Required work: Check each line of the records below for the word "bottom" and copy those where it appears.

Dataset records:
........
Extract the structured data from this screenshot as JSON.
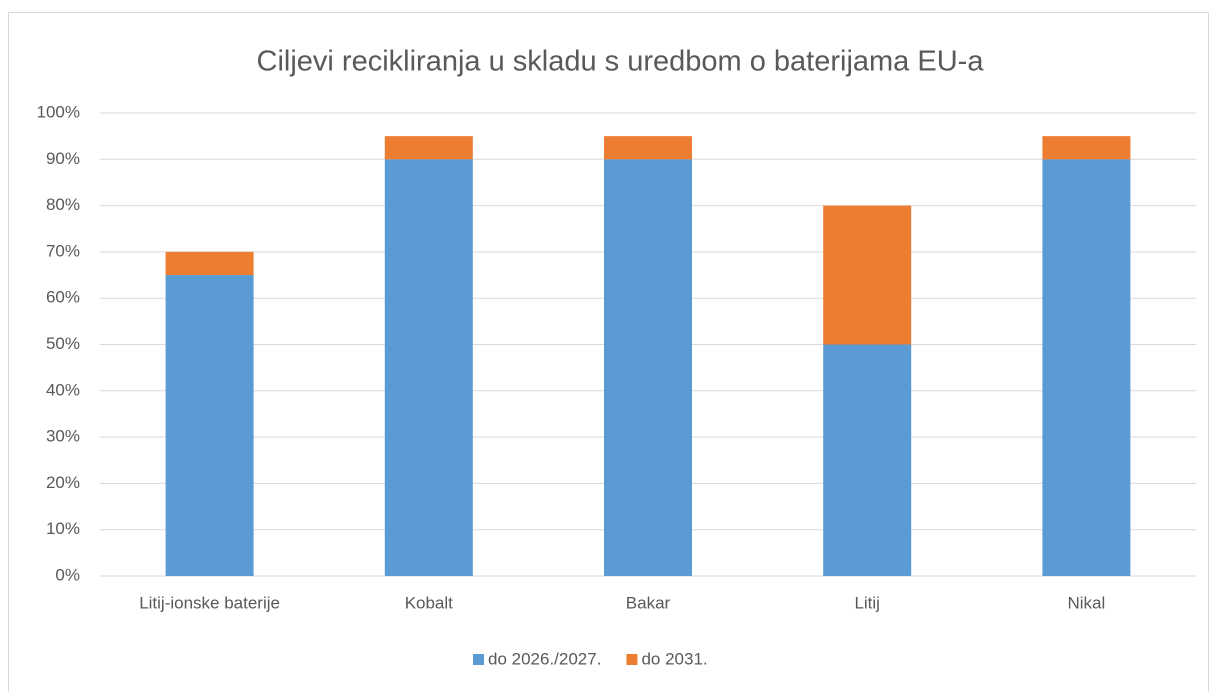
{
  "chart_data": {
    "type": "stacked_bar",
    "title": "Ciljevi recikliranja u skladu s uredbom o baterijama EU-a",
    "categories": [
      "Litij-ionske baterije",
      "Kobalt",
      "Bakar",
      "Litij",
      "Nikal"
    ],
    "series": [
      {
        "name": "do 2026./2027.",
        "color": "#5b9bd5",
        "values": [
          65,
          90,
          90,
          50,
          90
        ]
      },
      {
        "name": "do 2031.",
        "color": "#ed7d31",
        "values": [
          5,
          5,
          5,
          30,
          5
        ]
      }
    ],
    "ylim": [
      0,
      100
    ],
    "yticks": [
      {
        "value": 0,
        "label": "0%"
      },
      {
        "value": 10,
        "label": "10%"
      },
      {
        "value": 20,
        "label": "20%"
      },
      {
        "value": 30,
        "label": "30%"
      },
      {
        "value": 40,
        "label": "40%"
      },
      {
        "value": 50,
        "label": "50%"
      },
      {
        "value": 60,
        "label": "60%"
      },
      {
        "value": 70,
        "label": "70%"
      },
      {
        "value": 80,
        "label": "80%"
      },
      {
        "value": 90,
        "label": "90%"
      },
      {
        "value": 100,
        "label": "100%"
      }
    ],
    "grid": true,
    "legend": "bottom"
  }
}
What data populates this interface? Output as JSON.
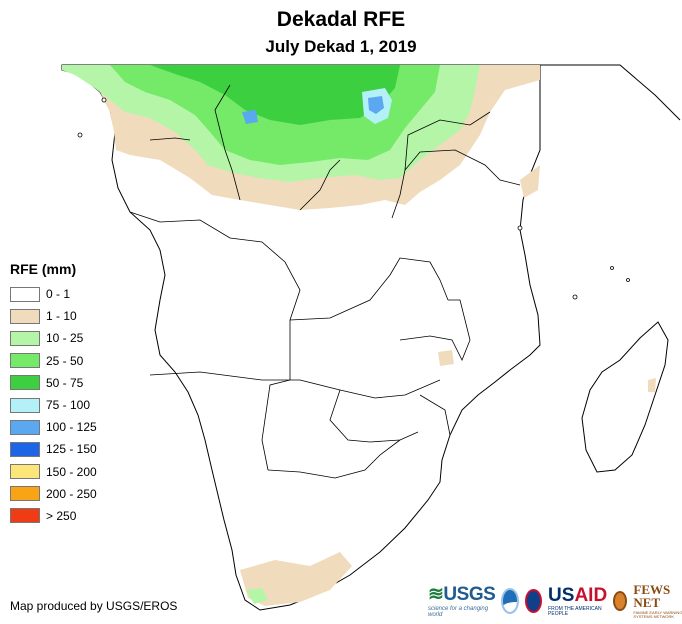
{
  "title": "Dekadal RFE",
  "subtitle": "July Dekad 1, 2019",
  "legend": {
    "title": "RFE (mm)",
    "items": [
      {
        "label": "0 - 1",
        "color": "#ffffff"
      },
      {
        "label": "1 - 10",
        "color": "#f0dcbc"
      },
      {
        "label": "10 - 25",
        "color": "#b4f5a8"
      },
      {
        "label": "25 - 50",
        "color": "#74ea68"
      },
      {
        "label": "50 - 75",
        "color": "#3cd040"
      },
      {
        "label": "75 - 100",
        "color": "#b4f0f8"
      },
      {
        "label": "100 - 125",
        "color": "#5aa8f0"
      },
      {
        "label": "125 - 150",
        "color": "#1e64e6"
      },
      {
        "label": "150 - 200",
        "color": "#fce67a"
      },
      {
        "label": "200 - 250",
        "color": "#f8a414"
      },
      {
        "label": "> 250",
        "color": "#f03c14"
      }
    ]
  },
  "credit": "Map produced by USGS/EROS",
  "logos": {
    "usgs": {
      "name": "USGS",
      "tagline": "science for a changing world"
    },
    "usaid": {
      "name_prefix": "US",
      "name_suffix": "AID",
      "tagline": "FROM THE AMERICAN PEOPLE"
    },
    "fews": {
      "name": "FEWS NET",
      "tagline": "FAMINE EARLY WARNING SYSTEMS NETWORK"
    }
  }
}
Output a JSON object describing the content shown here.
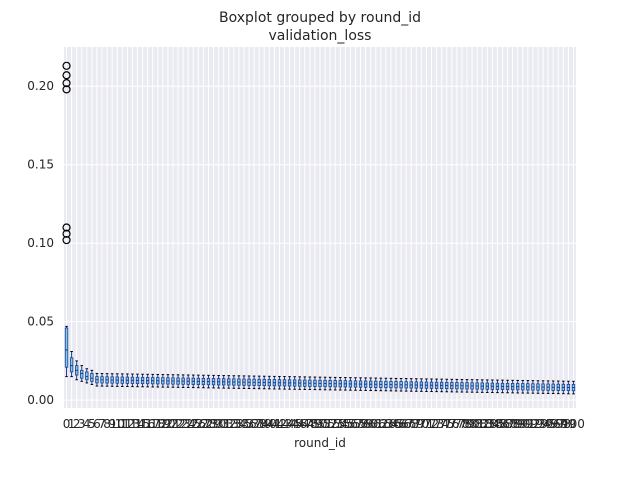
{
  "chart_data": {
    "type": "boxplot",
    "title": "Boxplot grouped by round_id",
    "subtitle": "validation_loss",
    "xlabel": "round_id",
    "ylabel": "",
    "ylim": [
      -0.005,
      0.225
    ],
    "yticks": [
      0.0,
      0.05,
      0.1,
      0.15,
      0.2
    ],
    "yticklabels": [
      "0.00",
      "0.05",
      "0.10",
      "0.15",
      "0.20"
    ],
    "grid": true,
    "background": "#eaeaf2",
    "box_fill": "#7ed0e6",
    "box_edge": "#1f3a93",
    "median_color": "#1f3a93",
    "categories_range": [
      0,
      100
    ],
    "groups": [
      {
        "round_id": 0,
        "q1": 0.021,
        "median": 0.032,
        "q3": 0.046,
        "whisker_low": 0.015,
        "whisker_high": 0.047,
        "outliers": [
          0.198,
          0.202,
          0.207,
          0.213,
          0.102,
          0.106,
          0.11
        ]
      },
      {
        "round_id": 1,
        "q1": 0.018,
        "median": 0.022,
        "q3": 0.027,
        "whisker_low": 0.015,
        "whisker_high": 0.031,
        "outliers": []
      },
      {
        "round_id": 2,
        "q1": 0.016,
        "median": 0.019,
        "q3": 0.022,
        "whisker_low": 0.013,
        "whisker_high": 0.025,
        "outliers": []
      },
      {
        "round_id": 3,
        "q1": 0.014,
        "median": 0.017,
        "q3": 0.019,
        "whisker_low": 0.012,
        "whisker_high": 0.022,
        "outliers": []
      },
      {
        "round_id": 4,
        "q1": 0.013,
        "median": 0.015,
        "q3": 0.018,
        "whisker_low": 0.011,
        "whisker_high": 0.02,
        "outliers": []
      },
      {
        "round_id": 5,
        "q1": 0.012,
        "median": 0.014,
        "q3": 0.017,
        "whisker_low": 0.01,
        "whisker_high": 0.019,
        "outliers": []
      }
    ],
    "later_rounds_trend": {
      "median_start": 0.013,
      "median_end": 0.008,
      "iqr_half": 0.002,
      "whisker_extra": 0.002
    },
    "xticklabels_sample": [
      "0",
      "1",
      "2",
      "3",
      "4",
      "5",
      "6",
      "7",
      "8",
      "9",
      "10",
      "90",
      "100"
    ]
  }
}
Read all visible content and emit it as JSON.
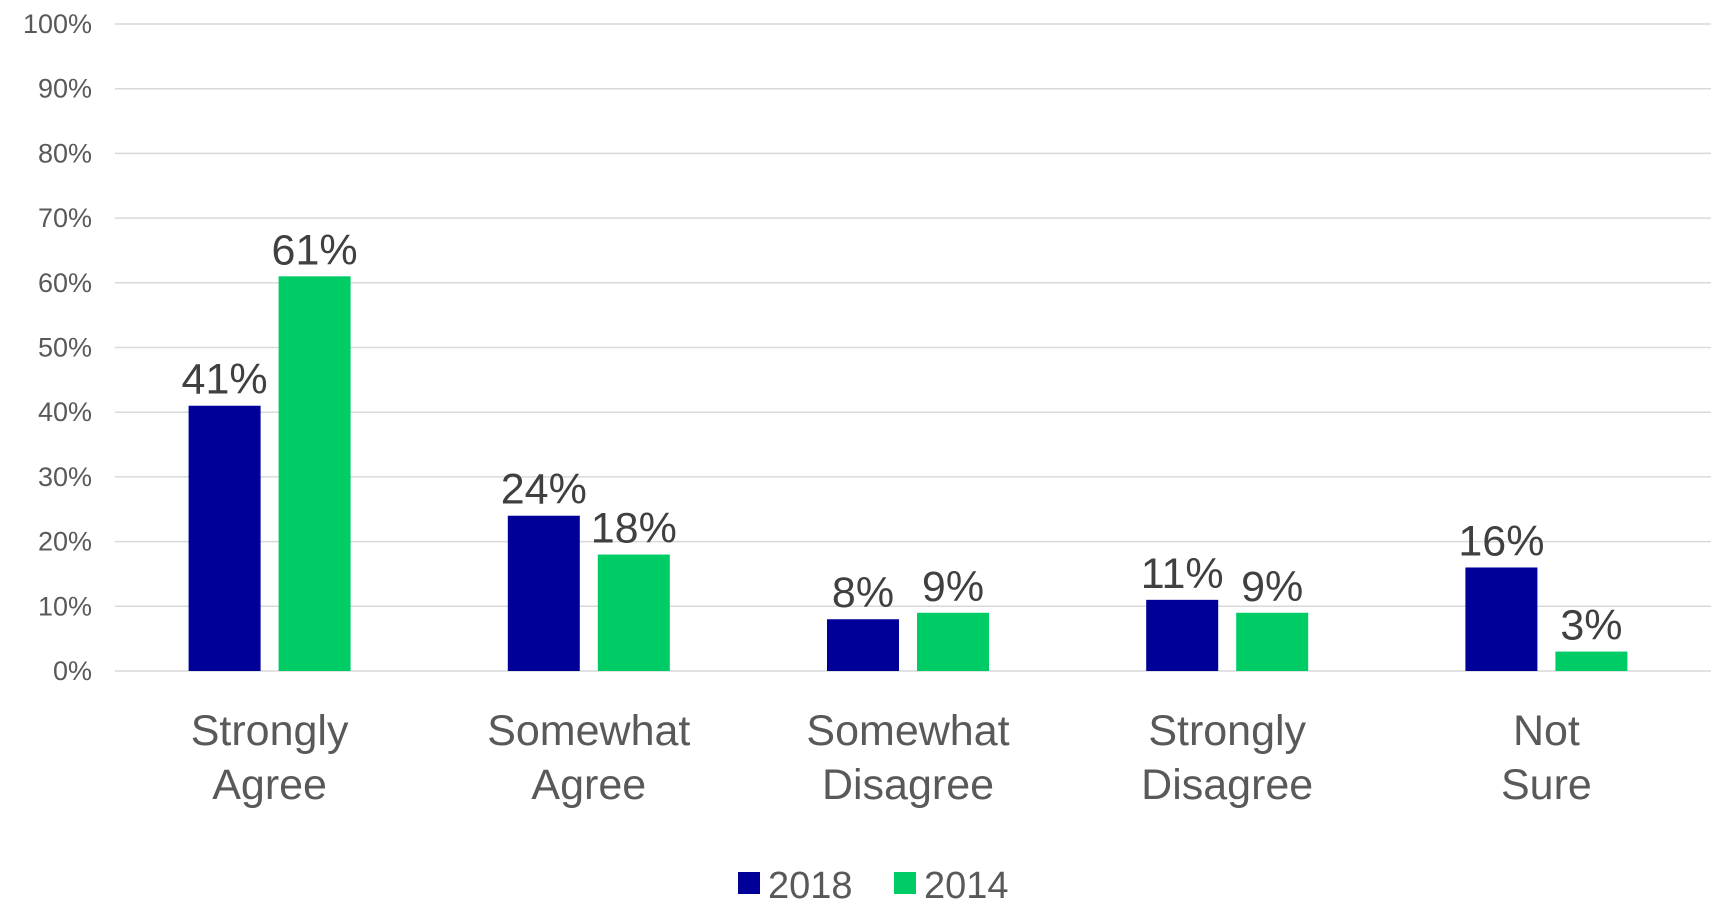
{
  "chart_data": {
    "type": "bar",
    "categories": [
      "Strongly Agree",
      "Somewhat Agree",
      "Somewhat Disagree",
      "Strongly Disagree",
      "Not Sure"
    ],
    "series": [
      {
        "name": "2018",
        "values": [
          41,
          24,
          8,
          11,
          16
        ],
        "color": "#000099"
      },
      {
        "name": "2014",
        "values": [
          61,
          18,
          9,
          9,
          3
        ],
        "color": "#00CC66"
      }
    ],
    "data_labels": [
      [
        "41%",
        "24%",
        "8%",
        "11%",
        "16%"
      ],
      [
        "61%",
        "18%",
        "9%",
        "9%",
        "3%"
      ]
    ],
    "y_ticks": [
      "0%",
      "10%",
      "20%",
      "30%",
      "40%",
      "50%",
      "60%",
      "70%",
      "80%",
      "90%",
      "100%"
    ],
    "ylim": [
      0,
      100
    ],
    "grid": true,
    "legend_position": "bottom",
    "title": "",
    "xlabel": "",
    "ylabel": ""
  }
}
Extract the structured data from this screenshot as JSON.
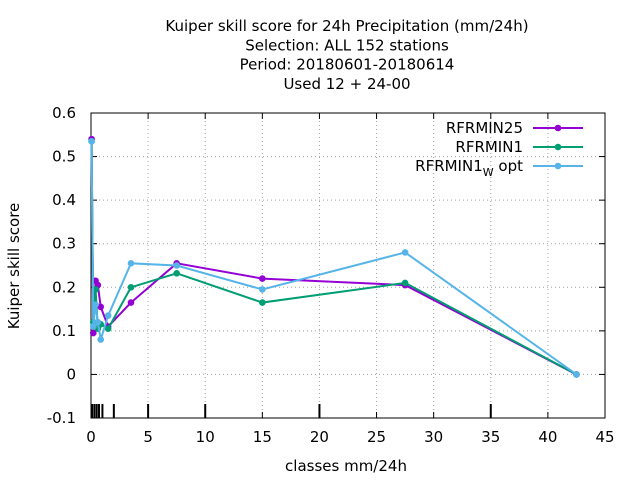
{
  "chart_data": {
    "type": "line",
    "title_lines": [
      "Kuiper skill score  for 24h Precipitation (mm/24h)",
      "Selection: ALL    152 stations",
      "Period: 20180601-20180614",
      "Used  12 + 24-00"
    ],
    "xlabel": "classes mm/24h",
    "ylabel": "Kuiper skill score",
    "xlim": [
      0,
      45
    ],
    "ylim": [
      -0.1,
      0.6
    ],
    "xticks": [
      0,
      5,
      10,
      15,
      20,
      25,
      30,
      35,
      40,
      45
    ],
    "yticks": [
      -0.1,
      0,
      0.1,
      0.2,
      0.3,
      0.4,
      0.5,
      0.6
    ],
    "ytick_labels": [
      "-0.1",
      "0",
      "0.1",
      "0.2",
      "0.3",
      "0.4",
      "0.5",
      "0.6"
    ],
    "grid": true,
    "legend_position": "top-right",
    "class_marks": [
      0.1,
      0.3,
      0.5,
      0.7,
      1,
      2,
      5,
      10,
      20,
      35
    ],
    "series": [
      {
        "name": "RFRMIN25",
        "name_sub": "",
        "name_suffix": "",
        "color": "#9400d3",
        "x": [
          0.05,
          0.2,
          0.4,
          0.6,
          0.85,
          1.5,
          3.5,
          7.5,
          15,
          27.5,
          42.5
        ],
        "y": [
          0.54,
          0.095,
          0.215,
          0.205,
          0.155,
          0.11,
          0.165,
          0.255,
          0.22,
          0.205,
          0.0
        ]
      },
      {
        "name": "RFRMIN1",
        "name_sub": "",
        "name_suffix": "",
        "color": "#009e73",
        "x": [
          0.05,
          0.2,
          0.4,
          0.6,
          0.85,
          1.5,
          3.5,
          7.5,
          15,
          27.5,
          42.5
        ],
        "y": [
          0.535,
          0.12,
          0.195,
          0.105,
          0.115,
          0.105,
          0.2,
          0.232,
          0.165,
          0.21,
          0.0
        ]
      },
      {
        "name": "RFRMIN1",
        "name_sub": "W",
        "name_suffix": " opt",
        "color": "#56b4e9",
        "x": [
          0.05,
          0.2,
          0.4,
          0.6,
          0.85,
          1.5,
          3.5,
          7.5,
          15,
          27.5,
          42.5
        ],
        "y": [
          0.535,
          0.11,
          0.16,
          0.12,
          0.08,
          0.135,
          0.255,
          0.25,
          0.195,
          0.28,
          0.0
        ]
      }
    ]
  }
}
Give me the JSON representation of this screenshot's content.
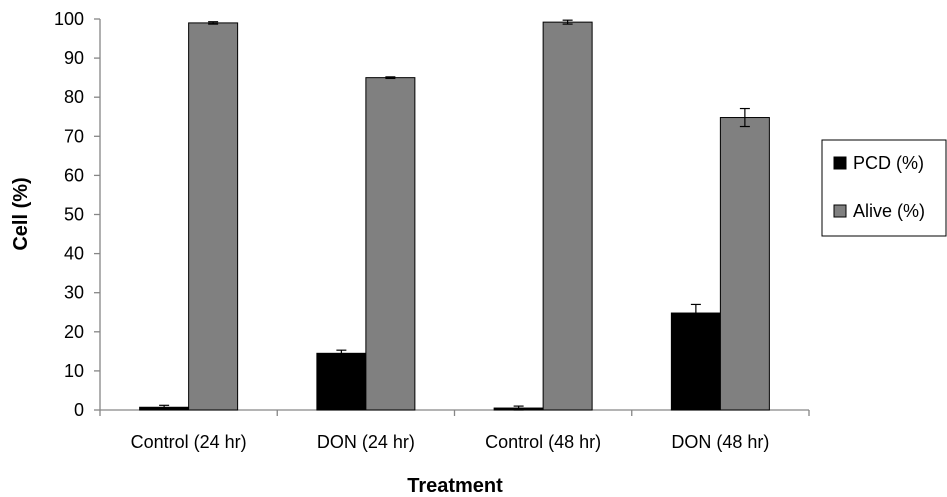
{
  "chart_data": {
    "type": "bar",
    "xlabel": "Treatment",
    "ylabel": "Cell (%)",
    "ylim": [
      0,
      100
    ],
    "yticks": [
      "0",
      "10",
      "20",
      "30",
      "40",
      "50",
      "60",
      "70",
      "80",
      "90",
      "100"
    ],
    "categories": [
      "Control (24 hr)",
      "DON (24 hr)",
      "Control (48 hr)",
      "DON (48 hr)"
    ],
    "series": [
      {
        "name": "PCD (%)",
        "color": "#000000",
        "values": [
          0.7,
          14.5,
          0.5,
          24.8
        ],
        "errors": [
          0.5,
          0.8,
          0.5,
          2.2
        ]
      },
      {
        "name": "Alive (%)",
        "color": "#808080",
        "values": [
          99.0,
          85.0,
          99.2,
          74.8
        ],
        "errors": [
          0.3,
          0.2,
          0.5,
          2.3
        ]
      }
    ],
    "legend_position": "right",
    "grid": false
  }
}
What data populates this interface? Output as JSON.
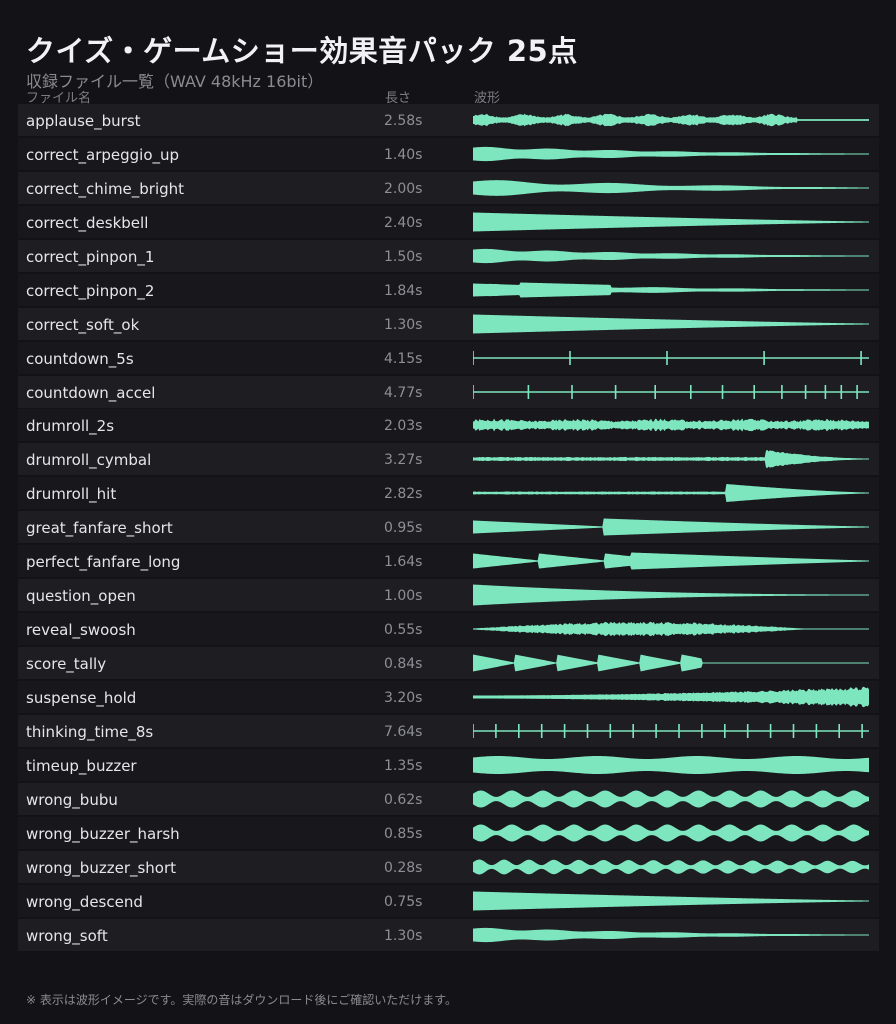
{
  "header": {
    "title": "クイズ・ゲームショー効果音パック 25点",
    "subtitle": "収録ファイル一覧（WAV 48kHz 16bit）"
  },
  "columns": {
    "name": "ファイル名",
    "length": "長さ",
    "wave": "波形"
  },
  "accent_color": "#7ee6bf",
  "files": [
    {
      "name": "applause_burst",
      "length": "2.58s",
      "pattern": "noise_bursts"
    },
    {
      "name": "correct_arpeggio_up",
      "length": "1.40s",
      "pattern": "decay_soft"
    },
    {
      "name": "correct_chime_bright",
      "length": "2.00s",
      "pattern": "decay_ripple"
    },
    {
      "name": "correct_deskbell",
      "length": "2.40s",
      "pattern": "decay_long"
    },
    {
      "name": "correct_pinpon_1",
      "length": "1.50s",
      "pattern": "decay_soft"
    },
    {
      "name": "correct_pinpon_2",
      "length": "1.84s",
      "pattern": "two_tone"
    },
    {
      "name": "correct_soft_ok",
      "length": "1.30s",
      "pattern": "decay_long"
    },
    {
      "name": "countdown_5s",
      "length": "4.15s",
      "pattern": "ticks5"
    },
    {
      "name": "countdown_accel",
      "length": "4.77s",
      "pattern": "ticks_accel"
    },
    {
      "name": "drumroll_2s",
      "length": "2.03s",
      "pattern": "noise_even"
    },
    {
      "name": "drumroll_cymbal",
      "length": "3.27s",
      "pattern": "late_cymbal"
    },
    {
      "name": "drumroll_hit",
      "length": "2.82s",
      "pattern": "late_hit"
    },
    {
      "name": "great_fanfare_short",
      "length": "0.95s",
      "pattern": "fanfare_short"
    },
    {
      "name": "perfect_fanfare_long",
      "length": "1.64s",
      "pattern": "fanfare_long"
    },
    {
      "name": "question_open",
      "length": "1.00s",
      "pattern": "wedge"
    },
    {
      "name": "reveal_swoosh",
      "length": "0.55s",
      "pattern": "swoosh"
    },
    {
      "name": "score_tally",
      "length": "0.84s",
      "pattern": "tally"
    },
    {
      "name": "suspense_hold",
      "length": "3.20s",
      "pattern": "crescendo"
    },
    {
      "name": "thinking_time_8s",
      "length": "7.64s",
      "pattern": "ticks_many"
    },
    {
      "name": "timeup_buzzer",
      "length": "1.35s",
      "pattern": "buzz_full"
    },
    {
      "name": "wrong_bubu",
      "length": "0.62s",
      "pattern": "buzz_wave"
    },
    {
      "name": "wrong_buzzer_harsh",
      "length": "0.85s",
      "pattern": "buzz_wave"
    },
    {
      "name": "wrong_buzzer_short",
      "length": "0.28s",
      "pattern": "buzz_thin"
    },
    {
      "name": "wrong_descend",
      "length": "0.75s",
      "pattern": "decay_long"
    },
    {
      "name": "wrong_soft",
      "length": "1.30s",
      "pattern": "decay_soft"
    }
  ],
  "footer": "※ 表示は波形イメージです。実際の音はダウンロード後にご確認いただけます。"
}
........
Task solution:
    "legend": "bottom"
    "legend_position": "bottom",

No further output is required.